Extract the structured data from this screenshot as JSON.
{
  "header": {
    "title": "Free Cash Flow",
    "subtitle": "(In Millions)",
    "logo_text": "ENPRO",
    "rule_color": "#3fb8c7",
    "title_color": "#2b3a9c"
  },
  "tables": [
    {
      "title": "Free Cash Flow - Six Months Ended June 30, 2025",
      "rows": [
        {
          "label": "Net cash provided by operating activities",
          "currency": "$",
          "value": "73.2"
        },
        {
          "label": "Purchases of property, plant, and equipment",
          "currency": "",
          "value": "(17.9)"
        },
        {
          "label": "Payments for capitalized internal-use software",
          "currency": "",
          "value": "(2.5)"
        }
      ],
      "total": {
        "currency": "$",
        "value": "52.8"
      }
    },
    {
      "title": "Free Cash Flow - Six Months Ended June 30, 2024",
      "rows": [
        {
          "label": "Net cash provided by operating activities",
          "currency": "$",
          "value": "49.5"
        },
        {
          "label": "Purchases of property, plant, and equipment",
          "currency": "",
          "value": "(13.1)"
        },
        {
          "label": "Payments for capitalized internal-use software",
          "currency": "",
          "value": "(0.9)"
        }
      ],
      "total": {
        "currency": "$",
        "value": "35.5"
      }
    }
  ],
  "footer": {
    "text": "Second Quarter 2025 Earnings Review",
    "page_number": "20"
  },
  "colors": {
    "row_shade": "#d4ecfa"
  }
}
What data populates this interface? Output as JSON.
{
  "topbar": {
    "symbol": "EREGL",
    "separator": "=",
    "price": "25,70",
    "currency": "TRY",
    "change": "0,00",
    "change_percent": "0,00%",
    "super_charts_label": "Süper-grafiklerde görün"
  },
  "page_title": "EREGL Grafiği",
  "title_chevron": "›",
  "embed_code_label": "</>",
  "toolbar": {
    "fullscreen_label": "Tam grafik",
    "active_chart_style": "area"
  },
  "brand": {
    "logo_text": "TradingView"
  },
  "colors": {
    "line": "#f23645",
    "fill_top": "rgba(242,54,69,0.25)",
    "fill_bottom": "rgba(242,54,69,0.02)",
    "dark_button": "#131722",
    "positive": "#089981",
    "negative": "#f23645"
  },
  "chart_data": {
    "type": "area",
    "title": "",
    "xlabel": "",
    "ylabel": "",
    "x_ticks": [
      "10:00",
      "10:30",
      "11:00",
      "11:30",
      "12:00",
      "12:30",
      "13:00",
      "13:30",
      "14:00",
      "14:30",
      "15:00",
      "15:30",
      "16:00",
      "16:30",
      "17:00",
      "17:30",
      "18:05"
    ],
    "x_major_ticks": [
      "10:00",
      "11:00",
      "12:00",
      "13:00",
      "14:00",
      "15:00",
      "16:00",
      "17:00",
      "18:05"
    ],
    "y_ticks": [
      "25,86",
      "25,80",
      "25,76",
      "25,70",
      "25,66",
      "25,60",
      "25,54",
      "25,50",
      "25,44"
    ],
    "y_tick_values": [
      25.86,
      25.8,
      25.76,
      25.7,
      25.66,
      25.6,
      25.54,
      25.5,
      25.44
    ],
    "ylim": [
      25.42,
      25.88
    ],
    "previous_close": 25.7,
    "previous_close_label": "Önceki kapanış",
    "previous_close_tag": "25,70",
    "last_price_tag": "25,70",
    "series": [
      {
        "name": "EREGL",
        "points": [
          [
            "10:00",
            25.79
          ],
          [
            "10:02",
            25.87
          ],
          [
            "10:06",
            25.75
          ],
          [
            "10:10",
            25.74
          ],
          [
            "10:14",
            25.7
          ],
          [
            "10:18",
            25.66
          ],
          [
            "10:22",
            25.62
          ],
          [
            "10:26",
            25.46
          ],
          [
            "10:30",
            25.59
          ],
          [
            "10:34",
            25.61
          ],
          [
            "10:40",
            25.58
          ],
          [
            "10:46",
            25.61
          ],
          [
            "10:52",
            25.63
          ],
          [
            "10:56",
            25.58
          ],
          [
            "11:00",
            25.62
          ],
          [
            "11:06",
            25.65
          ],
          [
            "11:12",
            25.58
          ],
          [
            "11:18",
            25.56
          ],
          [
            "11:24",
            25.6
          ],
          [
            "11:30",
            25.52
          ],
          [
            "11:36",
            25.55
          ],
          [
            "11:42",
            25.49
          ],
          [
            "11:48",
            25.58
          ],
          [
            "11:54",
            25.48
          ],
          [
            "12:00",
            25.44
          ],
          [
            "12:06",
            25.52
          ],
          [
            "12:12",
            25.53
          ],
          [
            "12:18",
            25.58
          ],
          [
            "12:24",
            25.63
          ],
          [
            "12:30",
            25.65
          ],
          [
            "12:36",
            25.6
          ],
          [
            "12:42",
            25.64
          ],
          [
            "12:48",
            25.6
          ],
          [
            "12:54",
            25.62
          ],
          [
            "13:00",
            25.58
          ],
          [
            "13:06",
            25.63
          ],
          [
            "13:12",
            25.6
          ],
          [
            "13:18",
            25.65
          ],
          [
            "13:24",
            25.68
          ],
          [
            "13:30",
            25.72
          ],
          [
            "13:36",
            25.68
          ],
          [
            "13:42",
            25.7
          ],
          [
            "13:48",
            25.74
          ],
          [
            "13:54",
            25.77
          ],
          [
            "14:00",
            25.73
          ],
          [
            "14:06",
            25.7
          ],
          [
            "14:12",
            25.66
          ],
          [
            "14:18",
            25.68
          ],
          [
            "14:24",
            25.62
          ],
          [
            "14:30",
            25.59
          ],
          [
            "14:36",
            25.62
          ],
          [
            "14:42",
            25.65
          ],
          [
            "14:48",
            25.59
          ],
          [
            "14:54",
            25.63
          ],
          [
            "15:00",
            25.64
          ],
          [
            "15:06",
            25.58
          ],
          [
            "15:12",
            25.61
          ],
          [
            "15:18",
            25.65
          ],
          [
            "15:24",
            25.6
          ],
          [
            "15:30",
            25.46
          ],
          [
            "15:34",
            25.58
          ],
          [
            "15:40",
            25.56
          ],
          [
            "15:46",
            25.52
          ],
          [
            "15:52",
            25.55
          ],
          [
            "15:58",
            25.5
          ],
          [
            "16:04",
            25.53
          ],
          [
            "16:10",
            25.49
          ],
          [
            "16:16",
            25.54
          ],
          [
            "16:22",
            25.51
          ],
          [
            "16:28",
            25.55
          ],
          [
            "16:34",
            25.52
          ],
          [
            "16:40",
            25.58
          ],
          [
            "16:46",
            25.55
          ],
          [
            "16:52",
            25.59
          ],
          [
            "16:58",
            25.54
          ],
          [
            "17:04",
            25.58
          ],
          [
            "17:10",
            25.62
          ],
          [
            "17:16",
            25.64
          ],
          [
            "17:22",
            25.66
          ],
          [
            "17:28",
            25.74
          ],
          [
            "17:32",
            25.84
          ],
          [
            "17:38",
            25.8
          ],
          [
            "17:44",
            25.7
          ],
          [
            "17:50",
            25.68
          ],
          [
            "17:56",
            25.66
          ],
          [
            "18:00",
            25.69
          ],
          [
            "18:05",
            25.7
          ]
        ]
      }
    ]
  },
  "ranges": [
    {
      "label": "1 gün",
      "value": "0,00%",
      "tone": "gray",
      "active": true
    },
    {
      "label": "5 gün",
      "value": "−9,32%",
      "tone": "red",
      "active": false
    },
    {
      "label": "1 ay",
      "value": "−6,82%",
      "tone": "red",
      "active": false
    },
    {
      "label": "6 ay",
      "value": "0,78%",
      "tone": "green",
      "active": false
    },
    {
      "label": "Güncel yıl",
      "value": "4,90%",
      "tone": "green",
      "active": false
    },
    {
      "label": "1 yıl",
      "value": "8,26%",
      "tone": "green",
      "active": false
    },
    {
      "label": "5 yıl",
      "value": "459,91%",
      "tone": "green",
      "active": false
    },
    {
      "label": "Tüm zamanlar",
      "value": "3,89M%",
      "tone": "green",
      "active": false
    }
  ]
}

#### WHAT IS NEEDED
Using the records above, pull out each line where the word "June" occurs.

#### THE ANSWER
      "title": "Free Cash Flow - Six Months Ended June 30, 2025",
      "title": "Free Cash Flow - Six Months Ended June 30, 2024",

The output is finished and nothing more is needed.